Instructions to follow: Determine how many lines carry the word "this". Output that number only.

>>

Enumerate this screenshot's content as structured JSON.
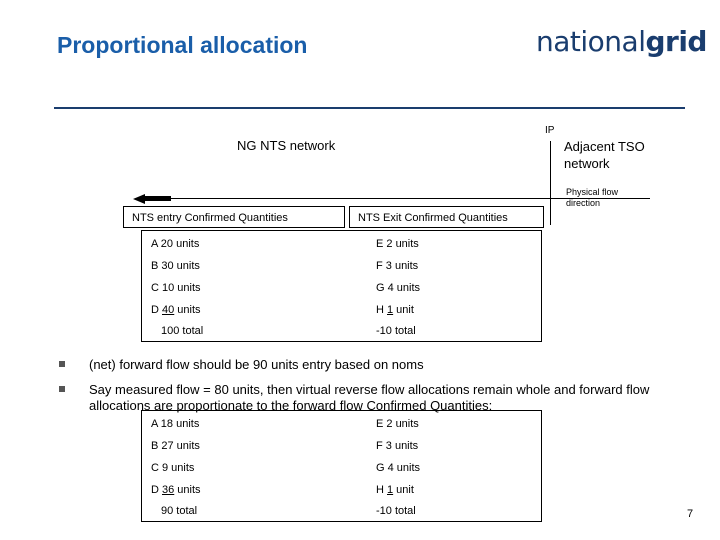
{
  "slide": {
    "title": "Proportional allocation",
    "logo": {
      "light": "national",
      "bold": "grid"
    },
    "page_number": "7"
  },
  "diagram": {
    "ip_label": "IP",
    "ng_network": "NG NTS network",
    "tso_network_line1": "Adjacent TSO",
    "tso_network_line2": "network",
    "flow_label_line1": "Physical flow",
    "flow_label_line2": "direction",
    "entry_header": "NTS entry Confirmed Quantities",
    "exit_header": "NTS Exit Confirmed Quantities"
  },
  "table1": {
    "entry": [
      {
        "prefix": "A 20 units",
        "value": "",
        "suffix": ""
      },
      {
        "prefix": "B 30 units",
        "value": "",
        "suffix": ""
      },
      {
        "prefix": "C 10 units",
        "value": "",
        "suffix": ""
      },
      {
        "prefix": "D ",
        "value": "40",
        "suffix": " units"
      }
    ],
    "entry_total": "100 total",
    "exit": [
      {
        "prefix": "E 2 units",
        "value": "",
        "suffix": ""
      },
      {
        "prefix": "F 3 units",
        "value": "",
        "suffix": ""
      },
      {
        "prefix": "G 4 units",
        "value": "",
        "suffix": ""
      },
      {
        "prefix": "H ",
        "value": "1",
        "suffix": " unit"
      }
    ],
    "exit_total": "-10 total"
  },
  "bullets": [
    "(net) forward flow should be 90 units entry based on noms",
    "Say measured flow = 80 units, then virtual reverse flow allocations remain whole and forward flow allocations are proportionate to the forward flow Confirmed Quantities:"
  ],
  "table2": {
    "entry": [
      {
        "prefix": "A 18 units",
        "value": "",
        "suffix": ""
      },
      {
        "prefix": "B 27 units",
        "value": "",
        "suffix": ""
      },
      {
        "prefix": "C 9 units",
        "value": "",
        "suffix": ""
      },
      {
        "prefix": "D ",
        "value": "36",
        "suffix": " units"
      }
    ],
    "entry_total": "90 total",
    "exit": [
      {
        "prefix": "E 2 units",
        "value": "",
        "suffix": ""
      },
      {
        "prefix": "F 3 units",
        "value": "",
        "suffix": ""
      },
      {
        "prefix": "G 4 units",
        "value": "",
        "suffix": ""
      },
      {
        "prefix": "H ",
        "value": "1",
        "suffix": " unit"
      }
    ],
    "exit_total": "-10 total"
  },
  "colors": {
    "title": "#1a5ea9",
    "logo": "#1a3d6e",
    "rule": "#1a3d6e"
  }
}
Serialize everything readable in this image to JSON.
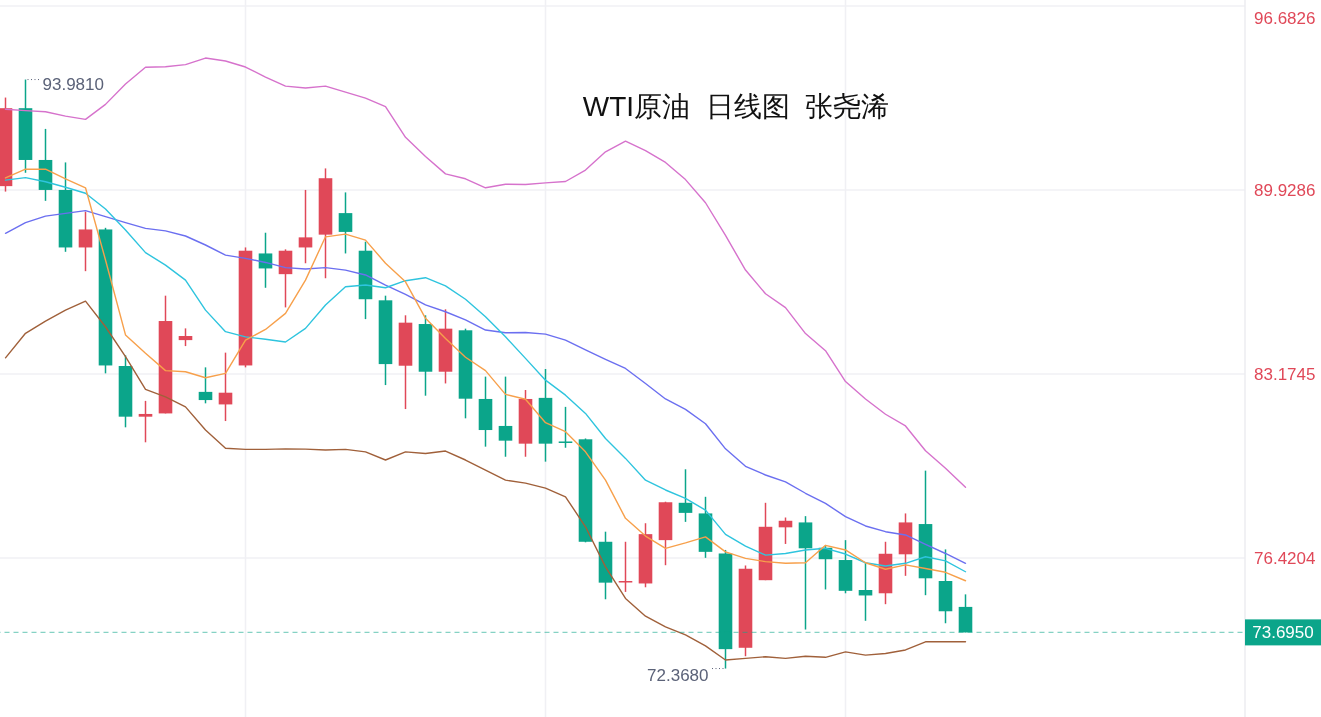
{
  "chart_data": {
    "type": "candlestick",
    "title": "WTI原油  日线图  张尧浠",
    "categories": [
      null,
      null,
      null,
      null,
      null,
      null,
      null,
      null,
      null,
      null,
      null,
      null,
      null,
      null,
      null,
      null,
      null,
      null,
      null,
      null,
      null,
      null,
      null,
      null,
      null,
      null,
      null,
      null,
      null,
      null,
      null,
      null,
      null,
      null,
      null,
      null,
      null,
      null,
      null,
      null,
      null,
      null,
      null,
      null,
      null,
      null,
      null,
      null,
      null
    ],
    "ohlc": [
      [
        90.07,
        93.32,
        89.87,
        92.93
      ],
      [
        92.93,
        93.981,
        90.56,
        91.03
      ],
      [
        91.03,
        92.17,
        89.53,
        89.93
      ],
      [
        89.93,
        90.94,
        87.66,
        87.82
      ],
      [
        87.82,
        89.13,
        86.95,
        88.48
      ],
      [
        88.48,
        88.54,
        83.2,
        83.49
      ],
      [
        83.47,
        83.86,
        81.22,
        81.61
      ],
      [
        81.61,
        82.19,
        80.67,
        81.71
      ],
      [
        81.73,
        86.05,
        81.73,
        85.12
      ],
      [
        84.42,
        84.85,
        84.2,
        84.57
      ],
      [
        82.52,
        83.42,
        82.1,
        82.22
      ],
      [
        82.06,
        83.96,
        81.45,
        82.49
      ],
      [
        83.49,
        87.82,
        83.42,
        87.7
      ],
      [
        87.6,
        88.36,
        86.34,
        87.05
      ],
      [
        86.84,
        87.75,
        85.62,
        87.7
      ],
      [
        87.82,
        89.93,
        87.24,
        88.19
      ],
      [
        88.29,
        90.72,
        86.69,
        90.36
      ],
      [
        89.08,
        89.84,
        87.6,
        88.39
      ],
      [
        87.7,
        88.03,
        85.19,
        85.92
      ],
      [
        85.88,
        86.05,
        82.77,
        83.54
      ],
      [
        83.48,
        85.33,
        81.89,
        85.06
      ],
      [
        85.01,
        85.33,
        82.38,
        83.26
      ],
      [
        83.26,
        85.55,
        82.83,
        84.84
      ],
      [
        84.78,
        84.84,
        81.55,
        82.27
      ],
      [
        82.26,
        83.08,
        80.51,
        81.12
      ],
      [
        81.27,
        83.08,
        80.14,
        80.73
      ],
      [
        80.62,
        82.59,
        80.14,
        82.26
      ],
      [
        82.3,
        83.36,
        79.96,
        80.62
      ],
      [
        80.7,
        81.97,
        80.47,
        80.69
      ],
      [
        80.78,
        80.81,
        77.0,
        77.02
      ],
      [
        77.02,
        77.39,
        74.91,
        75.52
      ],
      [
        75.55,
        77.02,
        75.18,
        75.58
      ],
      [
        75.49,
        77.7,
        75.35,
        77.3
      ],
      [
        77.08,
        78.49,
        76.16,
        78.47
      ],
      [
        78.45,
        79.68,
        77.75,
        78.08
      ],
      [
        78.06,
        78.67,
        76.43,
        76.65
      ],
      [
        76.59,
        76.72,
        72.368,
        73.08
      ],
      [
        73.13,
        76.15,
        72.82,
        76.03
      ],
      [
        75.61,
        78.45,
        75.61,
        77.57
      ],
      [
        77.55,
        77.91,
        76.94,
        77.79
      ],
      [
        77.73,
        77.96,
        73.8,
        76.78
      ],
      [
        76.8,
        76.86,
        75.27,
        76.38
      ],
      [
        76.35,
        77.08,
        75.13,
        75.22
      ],
      [
        75.25,
        76.25,
        74.12,
        75.05
      ],
      [
        75.13,
        77.02,
        74.73,
        76.58
      ],
      [
        76.56,
        78.06,
        75.77,
        77.73
      ],
      [
        77.67,
        79.63,
        75.06,
        75.68
      ],
      [
        75.58,
        76.74,
        74.03,
        74.47
      ],
      [
        74.63,
        75.09,
        73.695,
        73.695
      ]
    ],
    "colors": [
      "#e04858",
      "#0ba58a",
      "#0ba58a",
      "#0ba58a",
      "#e04858",
      "#0ba58a",
      "#0ba58a",
      "#e04858",
      "#e04858",
      "#e04858",
      "#0ba58a",
      "#e04858",
      "#e04858",
      "#0ba58a",
      "#e04858",
      "#e04858",
      "#e04858",
      "#0ba58a",
      "#0ba58a",
      "#0ba58a",
      "#e04858",
      "#0ba58a",
      "#e04858",
      "#0ba58a",
      "#0ba58a",
      "#0ba58a",
      "#e04858",
      "#0ba58a",
      "#0ba58a",
      "#0ba58a",
      "#0ba58a",
      "#e04858",
      "#e04858",
      "#e04858",
      "#0ba58a",
      "#0ba58a",
      "#0ba58a",
      "#e04858",
      "#e04858",
      "#e04858",
      "#0ba58a",
      "#0ba58a",
      "#0ba58a",
      "#0ba58a",
      "#e04858",
      "#e04858",
      "#0ba58a",
      "#0ba58a",
      "#0ba58a"
    ],
    "series": [
      {
        "type": "line",
        "color": "#d672cc",
        "values": [
          92.89,
          92.84,
          92.8,
          92.64,
          92.52,
          93.07,
          93.82,
          94.43,
          94.45,
          94.53,
          94.77,
          94.66,
          94.44,
          94.07,
          93.74,
          93.67,
          93.74,
          93.52,
          93.3,
          92.99,
          91.86,
          91.16,
          90.52,
          90.34,
          90.01,
          90.14,
          90.13,
          90.19,
          90.24,
          90.66,
          91.33,
          91.72,
          91.37,
          90.94,
          90.31,
          89.46,
          88.26,
          86.99,
          86.12,
          85.61,
          84.66,
          84.03,
          82.9,
          82.26,
          81.7,
          81.27,
          80.36,
          79.72,
          79.02
        ]
      },
      {
        "type": "line",
        "color": "#6b6ff0",
        "values": [
          88.34,
          88.73,
          88.97,
          89.07,
          89.17,
          88.95,
          88.73,
          88.52,
          88.43,
          88.24,
          87.91,
          87.54,
          87.42,
          87.27,
          87.08,
          87.03,
          87.08,
          86.99,
          86.81,
          86.44,
          86.1,
          85.71,
          85.46,
          85.16,
          84.79,
          84.69,
          84.7,
          84.64,
          84.42,
          84.06,
          83.71,
          83.38,
          82.83,
          82.26,
          81.88,
          81.35,
          80.43,
          79.79,
          79.47,
          79.22,
          78.8,
          78.43,
          77.94,
          77.6,
          77.39,
          77.27,
          76.92,
          76.59,
          76.23
        ]
      },
      {
        "type": "line",
        "color": "#2ec4de",
        "values": [
          90.29,
          90.38,
          90.23,
          90.03,
          89.81,
          89.23,
          88.46,
          87.63,
          87.17,
          86.62,
          85.52,
          84.73,
          84.54,
          84.45,
          84.35,
          84.85,
          85.71,
          86.38,
          86.44,
          86.34,
          86.6,
          86.71,
          86.41,
          85.92,
          85.28,
          84.54,
          83.75,
          82.95,
          82.4,
          81.73,
          80.81,
          80.08,
          79.28,
          78.92,
          78.61,
          78.18,
          77.29,
          76.86,
          76.53,
          76.59,
          76.72,
          76.78,
          76.57,
          76.25,
          76.13,
          76.23,
          76.47,
          76.32,
          75.92
        ]
      },
      {
        "type": "line",
        "color": "#f7a04b",
        "values": [
          90.37,
          90.69,
          90.69,
          90.34,
          90.01,
          87.36,
          84.61,
          83.94,
          83.3,
          83.26,
          83.04,
          83.2,
          84.42,
          84.81,
          85.4,
          86.62,
          88.21,
          88.31,
          88.09,
          87.24,
          86.56,
          85.22,
          84.48,
          83.79,
          83.3,
          82.43,
          82.25,
          81.39,
          81.06,
          80.32,
          79.28,
          77.88,
          77.23,
          76.78,
          76.98,
          77.2,
          76.65,
          76.41,
          76.29,
          76.23,
          76.25,
          76.89,
          76.72,
          76.25,
          76.01,
          76.17,
          76.04,
          75.9,
          75.59
        ]
      },
      {
        "type": "line",
        "color": "#a0603a",
        "values": [
          83.77,
          84.67,
          85.12,
          85.52,
          85.85,
          84.91,
          83.81,
          82.61,
          82.34,
          81.97,
          81.12,
          80.45,
          80.41,
          80.41,
          80.43,
          80.42,
          80.39,
          80.41,
          80.32,
          80.02,
          80.32,
          80.26,
          80.35,
          80.02,
          79.65,
          79.28,
          79.17,
          78.99,
          78.67,
          77.57,
          76.1,
          74.94,
          74.29,
          73.9,
          73.6,
          73.2,
          72.68,
          72.74,
          72.8,
          72.74,
          72.82,
          72.78,
          72.98,
          72.86,
          72.92,
          73.05,
          73.35,
          73.35,
          73.35
        ]
      }
    ],
    "ylim": [
      70.59,
      96.9
    ],
    "yticks": [
      96.6826,
      89.9286,
      83.1745,
      76.4204
    ],
    "tick_labels": "y",
    "grid": true,
    "line_style": "solid",
    "ref_lines": [
      {
        "axis": "y",
        "value": 73.695,
        "label": "73.6950",
        "color": "#0ba58a",
        "line_style": "dashed"
      }
    ],
    "annotations": [
      "93.9810",
      "72.3680"
    ]
  }
}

<<

Task solution: 2